→ **WRITTEN PROBLEM**
Return all of the entries word for word, but omit the pictures they contain.

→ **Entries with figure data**

------------------------------------------------------------------------

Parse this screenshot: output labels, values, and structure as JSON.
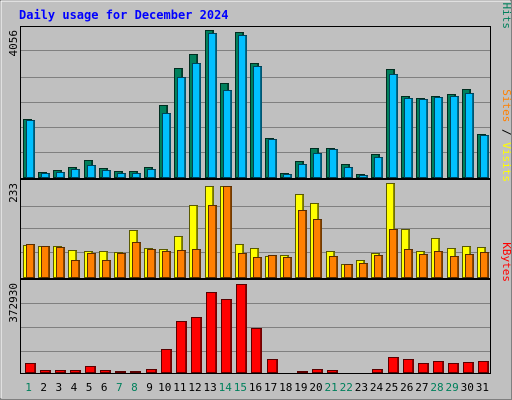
{
  "chart_data": [
    {
      "type": "bar",
      "title": "Daily usage for December 2024",
      "categories": [
        "1",
        "2",
        "3",
        "4",
        "5",
        "6",
        "7",
        "8",
        "9",
        "10",
        "11",
        "12",
        "13",
        "14",
        "15",
        "16",
        "17",
        "18",
        "19",
        "20",
        "21",
        "22",
        "23",
        "24",
        "25",
        "26",
        "27",
        "28",
        "29",
        "30",
        "31"
      ],
      "weekend_days": [
        "1",
        "7",
        "8",
        "14",
        "15",
        "21",
        "22",
        "28",
        "29"
      ],
      "max_label": "4056",
      "ylim": [
        0,
        4056
      ],
      "right_label": [
        "Pages",
        "Files",
        "Hits"
      ],
      "series": [
        {
          "name": "Hits",
          "color": "#00805c",
          "values": [
            1620,
            170,
            220,
            300,
            500,
            270,
            180,
            180,
            290,
            2000,
            3020,
            3390,
            4056,
            2610,
            4000,
            3140,
            1100,
            140,
            460,
            830,
            820,
            380,
            100,
            650,
            3000,
            2250,
            2200,
            2260,
            2300,
            2450,
            1200
          ]
        },
        {
          "name": "Files",
          "color": "#00c0ff",
          "values": [
            1580,
            130,
            170,
            260,
            360,
            220,
            130,
            130,
            240,
            1780,
            2770,
            3150,
            3980,
            2410,
            3920,
            3070,
            1060,
            110,
            380,
            680,
            790,
            310,
            70,
            580,
            2850,
            2200,
            2160,
            2220,
            2260,
            2330,
            1170
          ]
        }
      ]
    },
    {
      "type": "bar",
      "max_label": "233",
      "ylim": [
        0,
        233
      ],
      "right_label": [
        "Sites",
        "Visits"
      ],
      "series": [
        {
          "name": "Visits",
          "color": "#ffff00",
          "values": [
            80,
            78,
            78,
            68,
            65,
            65,
            64,
            117,
            74,
            70,
            103,
            178,
            226,
            225,
            83,
            73,
            55,
            56,
            205,
            184,
            67,
            34,
            45,
            62,
            233,
            120,
            67,
            97,
            73,
            79,
            75
          ]
        },
        {
          "name": "Sites",
          "color": "#ff8000",
          "values": [
            83,
            78,
            76,
            45,
            62,
            45,
            62,
            88,
            70,
            65,
            68,
            72,
            180,
            225,
            62,
            52,
            56,
            51,
            168,
            145,
            53,
            34,
            38,
            56,
            120,
            70,
            58,
            65,
            55,
            60,
            64
          ]
        }
      ]
    },
    {
      "type": "bar",
      "max_label": "372930",
      "ylim": [
        0,
        372930
      ],
      "right_label": [
        "KBytes"
      ],
      "series": [
        {
          "name": "KBytes",
          "color": "#ff0000",
          "values": [
            40000,
            12000,
            12000,
            14000,
            28000,
            12000,
            7000,
            10000,
            15000,
            98000,
            215000,
            230000,
            335000,
            305000,
            370000,
            188000,
            57000,
            4000,
            10000,
            17000,
            12000,
            5000,
            5000,
            16000,
            65000,
            58000,
            42000,
            48000,
            42000,
            45000,
            50000
          ]
        }
      ]
    }
  ]
}
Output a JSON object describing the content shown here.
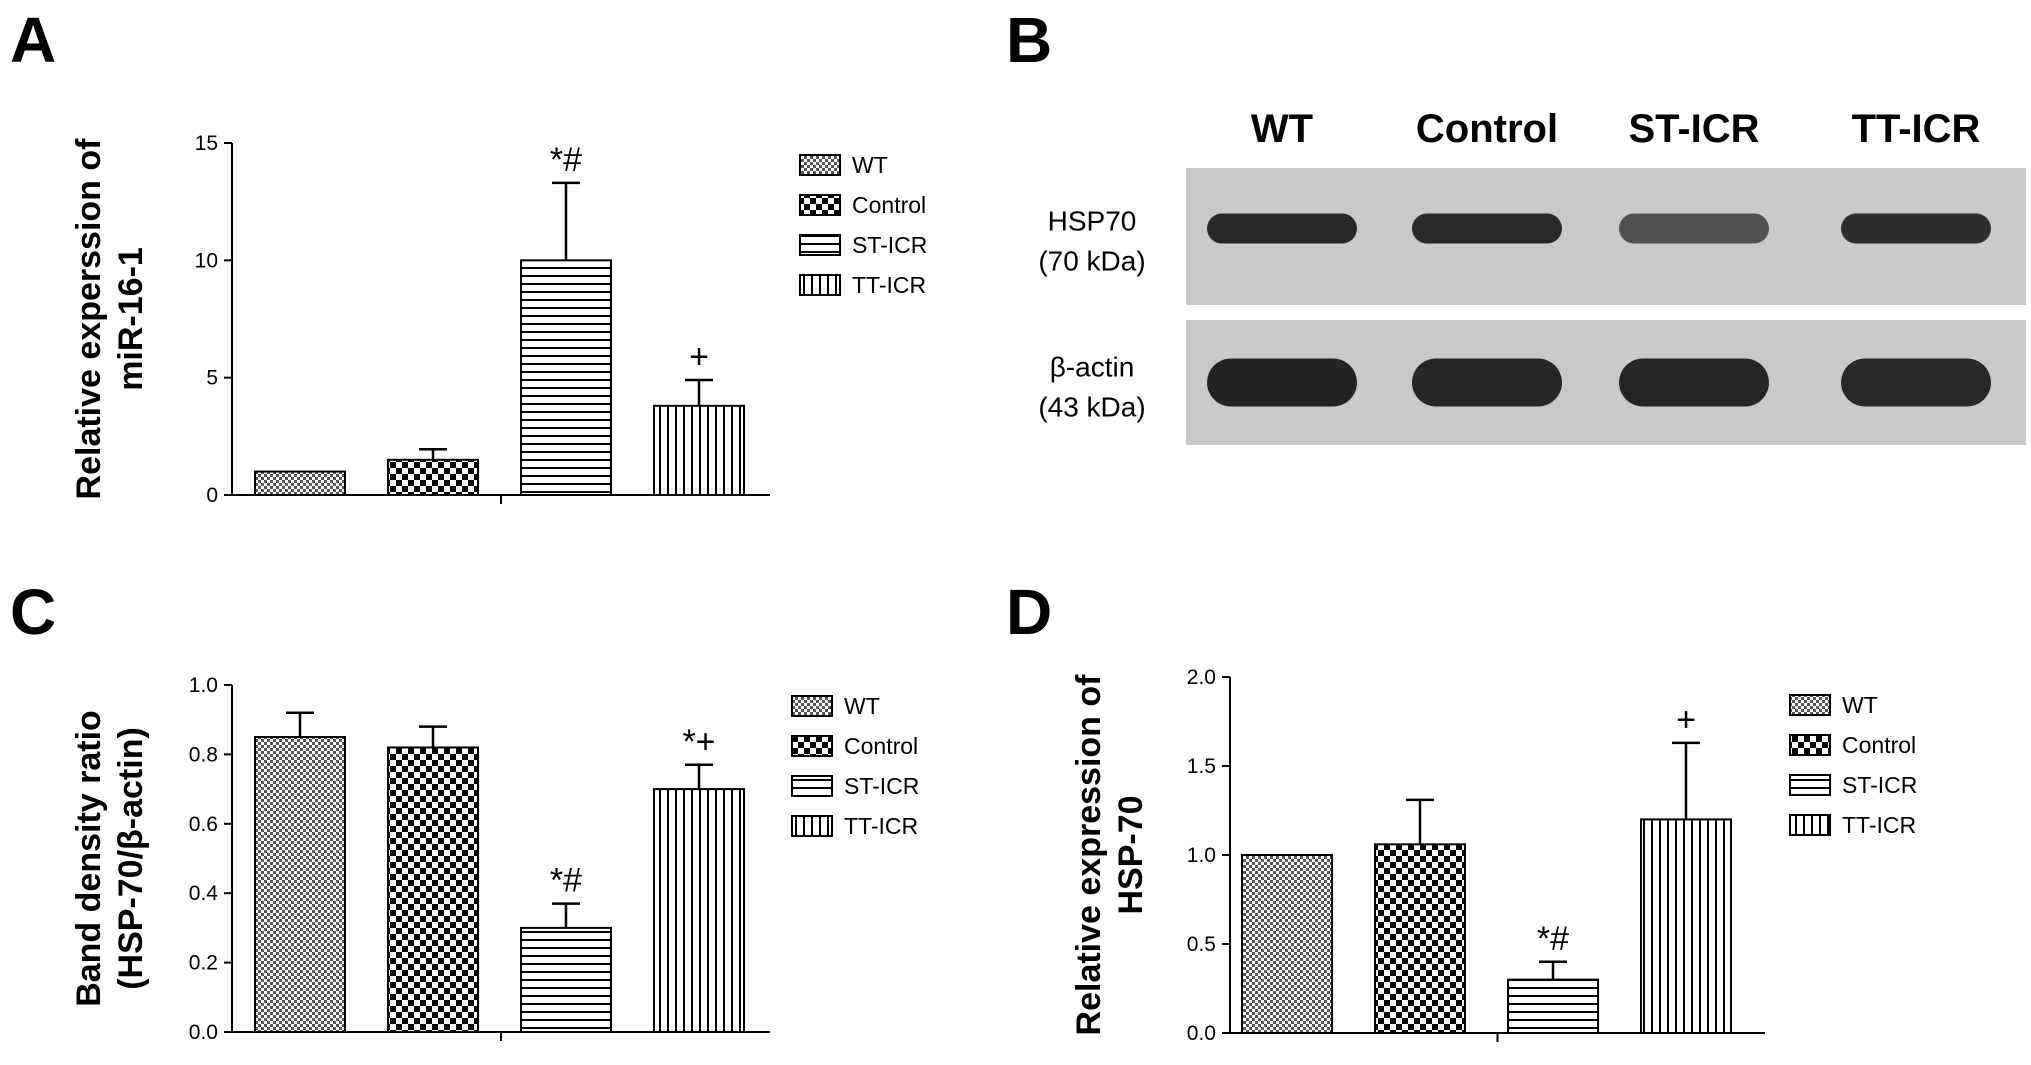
{
  "panels": {
    "a": "A",
    "b": "B",
    "c": "C",
    "d": "D"
  },
  "blot": {
    "lanes": [
      "WT",
      "Control",
      "ST-ICR",
      "TT-ICR"
    ],
    "rows": [
      {
        "label_line1": "HSP70",
        "label_line2": "(70 kDa)",
        "intensity": [
          0.9,
          0.88,
          0.55,
          0.85
        ]
      },
      {
        "label_line1": "β-actin",
        "label_line2": "(43 kDa)",
        "intensity": [
          0.95,
          0.92,
          0.93,
          0.9
        ]
      }
    ]
  },
  "chart_data": [
    {
      "id": "A",
      "type": "bar",
      "categories": [
        "WT",
        "Control",
        "ST-ICR",
        "TT-ICR"
      ],
      "values": [
        1.0,
        1.5,
        10.0,
        3.8
      ],
      "errors": [
        0.0,
        0.45,
        3.3,
        1.1
      ],
      "annotations": [
        "",
        "",
        "*#",
        "+"
      ],
      "ylabel_line1": "Relative experssion of",
      "ylabel_line2": "miR-16-1",
      "ylim": [
        0,
        15
      ],
      "yticks": [
        "0",
        "5",
        "10",
        "15"
      ],
      "legend": [
        "WT",
        "Control",
        "ST-ICR",
        "TT-ICR"
      ],
      "legend_position": "right"
    },
    {
      "id": "C",
      "type": "bar",
      "categories": [
        "WT",
        "Control",
        "ST-ICR",
        "TT-ICR"
      ],
      "values": [
        0.85,
        0.82,
        0.3,
        0.7
      ],
      "errors": [
        0.07,
        0.06,
        0.07,
        0.07
      ],
      "annotations": [
        "",
        "",
        "*#",
        "*+"
      ],
      "ylabel_line1": "Band density ratio",
      "ylabel_line2": "(HSP-70/β-actin)",
      "ylim": [
        0,
        1.0
      ],
      "yticks": [
        "0.0",
        "0.2",
        "0.4",
        "0.6",
        "0.8",
        "1.0"
      ],
      "legend": [
        "WT",
        "Control",
        "ST-ICR",
        "TT-ICR"
      ],
      "legend_position": "right"
    },
    {
      "id": "D",
      "type": "bar",
      "categories": [
        "WT",
        "Control",
        "ST-ICR",
        "TT-ICR"
      ],
      "values": [
        1.0,
        1.06,
        0.3,
        1.2
      ],
      "errors": [
        0.0,
        0.25,
        0.1,
        0.43
      ],
      "annotations": [
        "",
        "",
        "*#",
        "+"
      ],
      "ylabel_line1": "Relative expression of",
      "ylabel_line2": "HSP-70",
      "ylim": [
        0,
        2.0
      ],
      "yticks": [
        "0.0",
        "0.5",
        "1.0",
        "1.5",
        "2.0"
      ],
      "legend": [
        "WT",
        "Control",
        "ST-ICR",
        "TT-ICR"
      ],
      "legend_position": "right"
    }
  ]
}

------------------------------------------------------------------------

→ **REPLY TO THE EXERCISE**
Parse this screenshot: output labels, values, and structure as JSON.
{
  "chart_data": [
    {
      "type": "bar",
      "title": "Daily usage for December 2024",
      "categories": [
        "1",
        "2",
        "3",
        "4",
        "5",
        "6",
        "7",
        "8",
        "9",
        "10",
        "11",
        "12",
        "13",
        "14",
        "15",
        "16",
        "17",
        "18",
        "19",
        "20",
        "21",
        "22",
        "23",
        "24",
        "25",
        "26",
        "27",
        "28",
        "29",
        "30",
        "31"
      ],
      "weekend_days": [
        "1",
        "7",
        "8",
        "14",
        "15",
        "21",
        "22",
        "28",
        "29"
      ],
      "max_label": "4056",
      "ylim": [
        0,
        4056
      ],
      "right_label": [
        "Pages",
        "Files",
        "Hits"
      ],
      "series": [
        {
          "name": "Hits",
          "color": "#00805c",
          "values": [
            1620,
            170,
            220,
            300,
            500,
            270,
            180,
            180,
            290,
            2000,
            3020,
            3390,
            4056,
            2610,
            4000,
            3140,
            1100,
            140,
            460,
            830,
            820,
            380,
            100,
            650,
            3000,
            2250,
            2200,
            2260,
            2300,
            2450,
            1200
          ]
        },
        {
          "name": "Files",
          "color": "#00c0ff",
          "values": [
            1580,
            130,
            170,
            260,
            360,
            220,
            130,
            130,
            240,
            1780,
            2770,
            3150,
            3980,
            2410,
            3920,
            3070,
            1060,
            110,
            380,
            680,
            790,
            310,
            70,
            580,
            2850,
            2200,
            2160,
            2220,
            2260,
            2330,
            1170
          ]
        }
      ]
    },
    {
      "type": "bar",
      "max_label": "233",
      "ylim": [
        0,
        233
      ],
      "right_label": [
        "Sites",
        "Visits"
      ],
      "series": [
        {
          "name": "Visits",
          "color": "#ffff00",
          "values": [
            80,
            78,
            78,
            68,
            65,
            65,
            64,
            117,
            74,
            70,
            103,
            178,
            226,
            225,
            83,
            73,
            55,
            56,
            205,
            184,
            67,
            34,
            45,
            62,
            233,
            120,
            67,
            97,
            73,
            79,
            75
          ]
        },
        {
          "name": "Sites",
          "color": "#ff8000",
          "values": [
            83,
            78,
            76,
            45,
            62,
            45,
            62,
            88,
            70,
            65,
            68,
            72,
            180,
            225,
            62,
            52,
            56,
            51,
            168,
            145,
            53,
            34,
            38,
            56,
            120,
            70,
            58,
            65,
            55,
            60,
            64
          ]
        }
      ]
    },
    {
      "type": "bar",
      "max_label": "372930",
      "ylim": [
        0,
        372930
      ],
      "right_label": [
        "KBytes"
      ],
      "series": [
        {
          "name": "KBytes",
          "color": "#ff0000",
          "values": [
            40000,
            12000,
            12000,
            14000,
            28000,
            12000,
            7000,
            10000,
            15000,
            98000,
            215000,
            230000,
            335000,
            305000,
            370000,
            188000,
            57000,
            4000,
            10000,
            17000,
            12000,
            5000,
            5000,
            16000,
            65000,
            58000,
            42000,
            48000,
            42000,
            45000,
            50000
          ]
        }
      ]
    }
  ]
}
Output a JSON object describing the content shown here.
{
  "panels": {
    "a": "A",
    "b": "B",
    "c": "C",
    "d": "D"
  },
  "blot": {
    "lanes": [
      "WT",
      "Control",
      "ST-ICR",
      "TT-ICR"
    ],
    "rows": [
      {
        "label_line1": "HSP70",
        "label_line2": "(70 kDa)",
        "intensity": [
          0.9,
          0.88,
          0.55,
          0.85
        ]
      },
      {
        "label_line1": "β-actin",
        "label_line2": "(43 kDa)",
        "intensity": [
          0.95,
          0.92,
          0.93,
          0.9
        ]
      }
    ]
  },
  "chart_data": [
    {
      "id": "A",
      "type": "bar",
      "categories": [
        "WT",
        "Control",
        "ST-ICR",
        "TT-ICR"
      ],
      "values": [
        1.0,
        1.5,
        10.0,
        3.8
      ],
      "errors": [
        0.0,
        0.45,
        3.3,
        1.1
      ],
      "annotations": [
        "",
        "",
        "*#",
        "+"
      ],
      "ylabel_line1": "Relative experssion of",
      "ylabel_line2": "miR-16-1",
      "ylim": [
        0,
        15
      ],
      "yticks": [
        "0",
        "5",
        "10",
        "15"
      ],
      "legend": [
        "WT",
        "Control",
        "ST-ICR",
        "TT-ICR"
      ],
      "legend_position": "right"
    },
    {
      "id": "C",
      "type": "bar",
      "categories": [
        "WT",
        "Control",
        "ST-ICR",
        "TT-ICR"
      ],
      "values": [
        0.85,
        0.82,
        0.3,
        0.7
      ],
      "errors": [
        0.07,
        0.06,
        0.07,
        0.07
      ],
      "annotations": [
        "",
        "",
        "*#",
        "*+"
      ],
      "ylabel_line1": "Band density ratio",
      "ylabel_line2": "(HSP-70/β-actin)",
      "ylim": [
        0,
        1.0
      ],
      "yticks": [
        "0.0",
        "0.2",
        "0.4",
        "0.6",
        "0.8",
        "1.0"
      ],
      "legend": [
        "WT",
        "Control",
        "ST-ICR",
        "TT-ICR"
      ],
      "legend_position": "right"
    },
    {
      "id": "D",
      "type": "bar",
      "categories": [
        "WT",
        "Control",
        "ST-ICR",
        "TT-ICR"
      ],
      "values": [
        1.0,
        1.06,
        0.3,
        1.2
      ],
      "errors": [
        0.0,
        0.25,
        0.1,
        0.43
      ],
      "annotations": [
        "",
        "",
        "*#",
        "+"
      ],
      "ylabel_line1": "Relative expression of",
      "ylabel_line2": "HSP-70",
      "ylim": [
        0,
        2.0
      ],
      "yticks": [
        "0.0",
        "0.5",
        "1.0",
        "1.5",
        "2.0"
      ],
      "legend": [
        "WT",
        "Control",
        "ST-ICR",
        "TT-ICR"
      ],
      "legend_position": "right"
    }
  ]
}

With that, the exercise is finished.